## EXERCISE
Search the material and gather each line with "可以配置应用" in it.

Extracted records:
★ ★ ★ ★ ★

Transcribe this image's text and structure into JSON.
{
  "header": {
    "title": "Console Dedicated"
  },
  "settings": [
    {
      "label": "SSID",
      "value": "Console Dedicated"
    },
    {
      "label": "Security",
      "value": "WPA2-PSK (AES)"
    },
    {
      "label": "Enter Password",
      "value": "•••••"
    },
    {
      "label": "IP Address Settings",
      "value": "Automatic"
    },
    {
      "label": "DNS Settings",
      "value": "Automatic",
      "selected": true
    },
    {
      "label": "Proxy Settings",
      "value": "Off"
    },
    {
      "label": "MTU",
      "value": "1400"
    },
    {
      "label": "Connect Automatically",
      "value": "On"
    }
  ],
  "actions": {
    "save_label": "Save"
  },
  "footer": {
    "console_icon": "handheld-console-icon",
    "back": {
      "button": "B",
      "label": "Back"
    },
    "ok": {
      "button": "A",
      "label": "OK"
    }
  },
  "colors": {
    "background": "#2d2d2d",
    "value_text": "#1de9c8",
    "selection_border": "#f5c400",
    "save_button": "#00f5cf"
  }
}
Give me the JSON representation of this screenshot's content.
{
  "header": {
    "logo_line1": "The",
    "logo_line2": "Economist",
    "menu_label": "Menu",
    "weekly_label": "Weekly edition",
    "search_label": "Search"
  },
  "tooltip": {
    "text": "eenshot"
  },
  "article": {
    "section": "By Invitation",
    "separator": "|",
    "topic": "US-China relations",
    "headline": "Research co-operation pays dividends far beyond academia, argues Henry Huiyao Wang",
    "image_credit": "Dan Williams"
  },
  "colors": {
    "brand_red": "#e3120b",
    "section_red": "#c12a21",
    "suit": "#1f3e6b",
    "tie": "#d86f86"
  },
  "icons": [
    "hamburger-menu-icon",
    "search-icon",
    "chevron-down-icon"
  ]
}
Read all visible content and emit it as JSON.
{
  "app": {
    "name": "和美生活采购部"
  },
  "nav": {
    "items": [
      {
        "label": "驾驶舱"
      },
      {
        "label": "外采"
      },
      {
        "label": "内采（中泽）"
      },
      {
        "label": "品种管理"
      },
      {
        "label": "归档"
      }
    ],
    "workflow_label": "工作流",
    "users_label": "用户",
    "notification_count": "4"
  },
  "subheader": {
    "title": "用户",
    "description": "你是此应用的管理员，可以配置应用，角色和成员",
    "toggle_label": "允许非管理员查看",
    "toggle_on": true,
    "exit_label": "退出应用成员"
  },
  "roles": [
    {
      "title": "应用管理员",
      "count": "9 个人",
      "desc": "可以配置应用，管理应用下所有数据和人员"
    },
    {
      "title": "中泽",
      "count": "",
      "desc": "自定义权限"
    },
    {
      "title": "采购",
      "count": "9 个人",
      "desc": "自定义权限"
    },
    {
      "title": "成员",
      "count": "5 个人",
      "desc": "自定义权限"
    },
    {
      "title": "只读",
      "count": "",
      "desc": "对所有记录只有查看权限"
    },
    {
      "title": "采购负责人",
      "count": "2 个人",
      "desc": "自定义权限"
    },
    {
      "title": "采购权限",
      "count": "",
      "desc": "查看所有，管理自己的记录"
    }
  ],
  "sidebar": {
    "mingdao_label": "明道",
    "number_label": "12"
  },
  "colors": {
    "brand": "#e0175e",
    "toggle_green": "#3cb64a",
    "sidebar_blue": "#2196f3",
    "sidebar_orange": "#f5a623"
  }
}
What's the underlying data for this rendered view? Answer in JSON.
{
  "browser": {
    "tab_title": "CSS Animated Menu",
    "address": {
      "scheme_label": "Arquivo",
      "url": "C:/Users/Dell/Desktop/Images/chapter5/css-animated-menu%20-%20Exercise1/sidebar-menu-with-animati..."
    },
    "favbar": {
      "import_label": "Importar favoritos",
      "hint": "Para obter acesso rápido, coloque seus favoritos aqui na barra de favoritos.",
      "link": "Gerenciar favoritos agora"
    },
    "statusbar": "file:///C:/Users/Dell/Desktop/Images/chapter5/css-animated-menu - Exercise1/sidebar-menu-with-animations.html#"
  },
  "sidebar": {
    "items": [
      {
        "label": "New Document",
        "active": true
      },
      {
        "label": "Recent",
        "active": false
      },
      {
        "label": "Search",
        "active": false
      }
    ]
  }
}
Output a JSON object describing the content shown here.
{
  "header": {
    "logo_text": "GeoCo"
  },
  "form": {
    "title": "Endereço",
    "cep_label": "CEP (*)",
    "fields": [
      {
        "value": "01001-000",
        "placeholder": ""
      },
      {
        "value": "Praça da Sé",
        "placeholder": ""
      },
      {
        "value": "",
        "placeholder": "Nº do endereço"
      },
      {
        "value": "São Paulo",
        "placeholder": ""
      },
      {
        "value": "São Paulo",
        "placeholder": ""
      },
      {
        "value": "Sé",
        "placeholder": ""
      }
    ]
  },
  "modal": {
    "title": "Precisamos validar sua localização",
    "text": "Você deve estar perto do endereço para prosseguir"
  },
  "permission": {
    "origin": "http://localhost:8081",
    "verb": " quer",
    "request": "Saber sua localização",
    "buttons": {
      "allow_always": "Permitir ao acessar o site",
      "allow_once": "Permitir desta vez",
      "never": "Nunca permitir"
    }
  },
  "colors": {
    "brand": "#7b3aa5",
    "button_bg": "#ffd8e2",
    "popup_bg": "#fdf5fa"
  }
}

★ ★ ★ ★ ★

## TASK ANSWER
    "description": "你是此应用的管理员，可以配置应用，角色和成员",
      "desc": "可以配置应用，管理应用下所有数据和人员"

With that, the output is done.